───── Supplied records ─────
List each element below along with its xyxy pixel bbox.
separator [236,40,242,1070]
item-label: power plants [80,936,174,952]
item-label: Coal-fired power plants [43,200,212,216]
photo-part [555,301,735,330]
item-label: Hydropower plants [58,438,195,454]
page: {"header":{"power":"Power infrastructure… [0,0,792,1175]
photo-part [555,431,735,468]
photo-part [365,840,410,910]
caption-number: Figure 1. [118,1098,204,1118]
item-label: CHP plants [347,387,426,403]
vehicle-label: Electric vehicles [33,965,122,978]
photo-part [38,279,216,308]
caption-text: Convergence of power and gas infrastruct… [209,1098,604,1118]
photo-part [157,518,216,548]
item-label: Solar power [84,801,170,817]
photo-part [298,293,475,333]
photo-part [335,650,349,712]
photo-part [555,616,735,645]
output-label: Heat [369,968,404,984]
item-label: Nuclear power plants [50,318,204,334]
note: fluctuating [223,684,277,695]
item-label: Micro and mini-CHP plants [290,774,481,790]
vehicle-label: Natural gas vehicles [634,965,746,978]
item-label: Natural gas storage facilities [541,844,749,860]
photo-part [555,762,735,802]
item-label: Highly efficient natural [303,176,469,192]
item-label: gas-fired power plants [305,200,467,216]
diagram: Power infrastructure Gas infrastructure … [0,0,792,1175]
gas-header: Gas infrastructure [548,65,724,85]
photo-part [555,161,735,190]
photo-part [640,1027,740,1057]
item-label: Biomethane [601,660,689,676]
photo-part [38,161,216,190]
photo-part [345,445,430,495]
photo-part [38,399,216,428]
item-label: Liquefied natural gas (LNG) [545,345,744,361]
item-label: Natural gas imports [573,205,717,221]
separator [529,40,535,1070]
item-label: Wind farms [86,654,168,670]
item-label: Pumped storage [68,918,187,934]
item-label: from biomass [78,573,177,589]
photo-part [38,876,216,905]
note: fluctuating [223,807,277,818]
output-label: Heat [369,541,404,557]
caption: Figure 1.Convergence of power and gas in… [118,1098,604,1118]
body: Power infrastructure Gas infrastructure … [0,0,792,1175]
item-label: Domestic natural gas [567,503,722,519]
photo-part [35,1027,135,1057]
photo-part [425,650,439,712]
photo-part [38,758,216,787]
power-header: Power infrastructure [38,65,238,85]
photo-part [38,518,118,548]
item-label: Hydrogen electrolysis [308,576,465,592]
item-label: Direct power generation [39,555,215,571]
─────
Can you arrange every line of the data above as a numbered list and omit any blank lines?

1. List each element below along with its xyxy pixel bbox.
2. separator [236,40,242,1070]
3. item-label: power plants [80,936,174,952]
4. item-label: Coal-fired power plants [43,200,212,216]
5. photo-part [555,301,735,330]
6. item-label: Hydropower plants [58,438,195,454]
7. page: {"header":{"power":"Power infrastructure… [0,0,792,1175]
8. photo-part [555,431,735,468]
9. photo-part [365,840,410,910]
10. caption-number: Figure 1. [118,1098,204,1118]
11. item-label: CHP plants [347,387,426,403]
12. vehicle-label: Electric vehicles [33,965,122,978]
13. photo-part [38,279,216,308]
14. caption-text: Convergence of power and gas infrastruct… [209,1098,604,1118]
15. photo-part [157,518,216,548]
16. item-label: Solar power [84,801,170,817]
17. photo-part [298,293,475,333]
18. photo-part [335,650,349,712]
19. photo-part [555,616,735,645]
20. output-label: Heat [369,968,404,984]
21. item-label: Nuclear power plants [50,318,204,334]
22. note: fluctuating [223,684,277,695]
23. item-label: Micro and mini-CHP plants [290,774,481,790]
24. vehicle-label: Natural gas vehicles [634,965,746,978]
25. item-label: Natural gas storage facilities [541,844,749,860]
26. photo-part [555,762,735,802]
27. item-label: Highly efficient natural [303,176,469,192]
28. item-label: gas-fired power plants [305,200,467,216]
29. diagram: Power infrastructure Gas infrastructure … [0,0,792,1175]
30. gas-header: Gas infrastructure [548,65,724,85]
31. photo-part [555,161,735,190]
32. photo-part [640,1027,740,1057]
33. item-label: Biomethane [601,660,689,676]
34. photo-part [38,161,216,190]
35. photo-part [345,445,430,495]
36. photo-part [38,399,216,428]
37. item-label: Liquefied natural gas (LNG) [545,345,744,361]
38. item-label: Natural gas imports [573,205,717,221]
39. separator [529,40,535,1070]
40. item-label: Wind farms [86,654,168,670]
41. item-label: Pumped storage [68,918,187,934]
42. item-label: from biomass [78,573,177,589]
43. photo-part [38,876,216,905]
44. note: fluctuating [223,807,277,818]
45. output-label: Heat [369,541,404,557]
46. caption: Figure 1.Convergence of power and gas in… [118,1098,604,1118]
47. body: Power infrastructure Gas infrastructure … [0,0,792,1175]
48. item-label: Domestic natural gas [567,503,722,519]
49. photo-part [35,1027,135,1057]
50. photo-part [425,650,439,712]
51. photo-part [38,758,216,787]
52. power-header: Power infrastructure [38,65,238,85]
53. photo-part [38,518,118,548]
54. item-label: Hydrogen electrolysis [308,576,465,592]
55. item-label: Direct power generation [39,555,215,571]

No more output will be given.